Gather all lines with the word "marker" in them.
=======
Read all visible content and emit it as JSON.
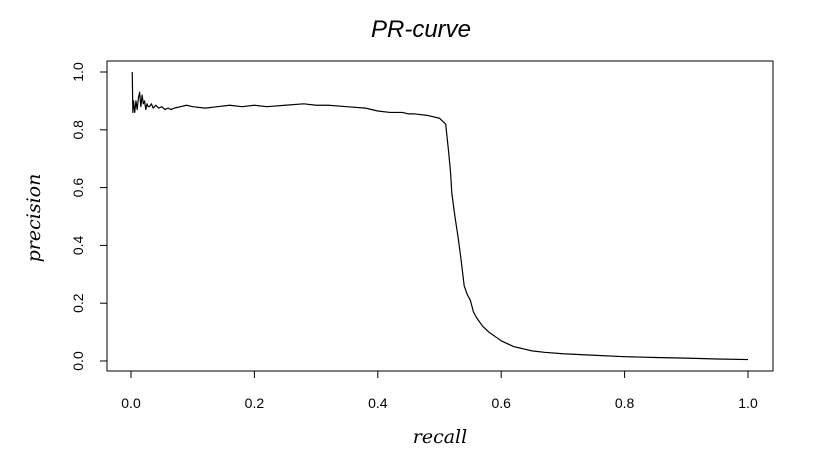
{
  "chart_data": {
    "type": "line",
    "title": "PR-curve",
    "xlabel": "recall",
    "ylabel": "precision",
    "xlim": [
      0,
      1
    ],
    "ylim": [
      0,
      1
    ],
    "x_ticks": [
      0.0,
      0.2,
      0.4,
      0.6,
      0.8,
      1.0
    ],
    "x_tick_labels": [
      "0.0",
      "0.2",
      "0.4",
      "0.6",
      "0.8",
      "1.0"
    ],
    "y_ticks": [
      0.0,
      0.2,
      0.4,
      0.6,
      0.8,
      1.0
    ],
    "y_tick_labels": [
      "0.0",
      "0.2",
      "0.4",
      "0.6",
      "0.8",
      "1.0"
    ],
    "grid": false,
    "legend": "none",
    "series": [
      {
        "color": "#000000",
        "x": [
          0.002,
          0.003,
          0.004,
          0.006,
          0.008,
          0.01,
          0.012,
          0.014,
          0.016,
          0.018,
          0.02,
          0.022,
          0.024,
          0.026,
          0.028,
          0.03,
          0.033,
          0.036,
          0.04,
          0.045,
          0.05,
          0.055,
          0.06,
          0.065,
          0.07,
          0.08,
          0.09,
          0.1,
          0.12,
          0.14,
          0.16,
          0.18,
          0.2,
          0.22,
          0.25,
          0.28,
          0.3,
          0.32,
          0.35,
          0.38,
          0.4,
          0.42,
          0.44,
          0.45,
          0.46,
          0.48,
          0.5,
          0.505,
          0.51,
          0.512,
          0.515,
          0.518,
          0.52,
          0.525,
          0.53,
          0.535,
          0.54,
          0.545,
          0.55,
          0.555,
          0.56,
          0.57,
          0.58,
          0.59,
          0.6,
          0.61,
          0.62,
          0.63,
          0.64,
          0.65,
          0.67,
          0.7,
          0.75,
          0.8,
          0.85,
          0.9,
          0.95,
          1.0
        ],
        "y": [
          1.0,
          0.86,
          0.9,
          0.86,
          0.9,
          0.87,
          0.91,
          0.93,
          0.88,
          0.92,
          0.89,
          0.9,
          0.87,
          0.89,
          0.88,
          0.88,
          0.89,
          0.875,
          0.885,
          0.875,
          0.88,
          0.87,
          0.875,
          0.87,
          0.875,
          0.88,
          0.885,
          0.88,
          0.875,
          0.88,
          0.885,
          0.88,
          0.885,
          0.88,
          0.885,
          0.89,
          0.885,
          0.885,
          0.88,
          0.875,
          0.865,
          0.86,
          0.86,
          0.855,
          0.855,
          0.85,
          0.84,
          0.83,
          0.82,
          0.78,
          0.72,
          0.65,
          0.58,
          0.5,
          0.43,
          0.35,
          0.26,
          0.23,
          0.21,
          0.17,
          0.15,
          0.12,
          0.1,
          0.085,
          0.07,
          0.06,
          0.05,
          0.045,
          0.04,
          0.035,
          0.03,
          0.025,
          0.02,
          0.015,
          0.012,
          0.01,
          0.007,
          0.005
        ]
      }
    ]
  }
}
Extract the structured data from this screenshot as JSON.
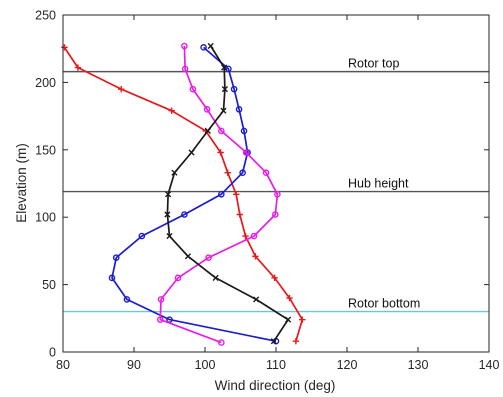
{
  "chart_data": {
    "type": "line",
    "xlabel": "Wind direction (deg)",
    "ylabel": "Elevation (m)",
    "xlim": [
      80,
      140
    ],
    "ylim": [
      0,
      250
    ],
    "xticks": [
      80,
      90,
      100,
      110,
      120,
      130,
      140
    ],
    "yticks": [
      0,
      50,
      100,
      150,
      200,
      250
    ],
    "grid": false,
    "reference_lines": [
      {
        "label": "Rotor top",
        "y": 208,
        "color": "#555555"
      },
      {
        "label": "Hub height",
        "y": 119,
        "color": "#555555"
      },
      {
        "label": "Rotor bottom",
        "y": 30,
        "color": "#6fc3df"
      }
    ],
    "series": [
      {
        "color": "#e8191a",
        "marker": "plus",
        "points": [
          [
            80.2,
            226
          ],
          [
            82.1,
            211
          ],
          [
            88.2,
            195
          ],
          [
            95.3,
            179
          ],
          [
            100.1,
            164
          ],
          [
            102.2,
            148
          ],
          [
            103.2,
            133
          ],
          [
            104.4,
            117
          ],
          [
            104.9,
            102
          ],
          [
            105.7,
            86
          ],
          [
            107.1,
            71
          ],
          [
            109.8,
            55
          ],
          [
            111.9,
            40
          ],
          [
            113.7,
            24
          ],
          [
            112.8,
            8
          ]
        ]
      },
      {
        "color": "#1c1ccf",
        "marker": "circle",
        "points": [
          [
            99.8,
            226
          ],
          [
            103.3,
            210
          ],
          [
            104.1,
            195
          ],
          [
            104.8,
            180
          ],
          [
            105.5,
            164
          ],
          [
            106.0,
            148
          ],
          [
            105.3,
            133
          ],
          [
            102.3,
            117
          ],
          [
            97.1,
            102
          ],
          [
            91.1,
            86
          ],
          [
            87.5,
            70
          ],
          [
            86.9,
            55
          ],
          [
            89.0,
            39
          ],
          [
            95.0,
            24
          ],
          [
            110.0,
            8
          ]
        ]
      },
      {
        "color": "#e61ee6",
        "marker": "circle",
        "points": [
          [
            97.1,
            227
          ],
          [
            97.2,
            210
          ],
          [
            98.3,
            195
          ],
          [
            100.3,
            180
          ],
          [
            102.3,
            164
          ],
          [
            105.8,
            148
          ],
          [
            108.6,
            133
          ],
          [
            110.2,
            117
          ],
          [
            109.9,
            102
          ],
          [
            106.9,
            86
          ],
          [
            100.5,
            70
          ],
          [
            96.2,
            55
          ],
          [
            93.8,
            39
          ],
          [
            93.7,
            24
          ],
          [
            102.3,
            7
          ]
        ]
      },
      {
        "color": "#1a1a1a",
        "marker": "x",
        "points": [
          [
            100.8,
            227
          ],
          [
            102.7,
            211
          ],
          [
            102.8,
            195
          ],
          [
            102.6,
            179
          ],
          [
            100.4,
            164
          ],
          [
            98.1,
            148
          ],
          [
            95.7,
            133
          ],
          [
            94.8,
            117
          ],
          [
            94.7,
            102
          ],
          [
            95.0,
            86
          ],
          [
            97.6,
            71
          ],
          [
            101.5,
            55
          ],
          [
            107.2,
            39
          ],
          [
            111.7,
            24
          ],
          [
            109.7,
            8
          ]
        ]
      }
    ]
  }
}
=======
Solved exercise:
        "marker": "plus",
        "marker": "circle",
        "marker": "circle",
        "marker": "x",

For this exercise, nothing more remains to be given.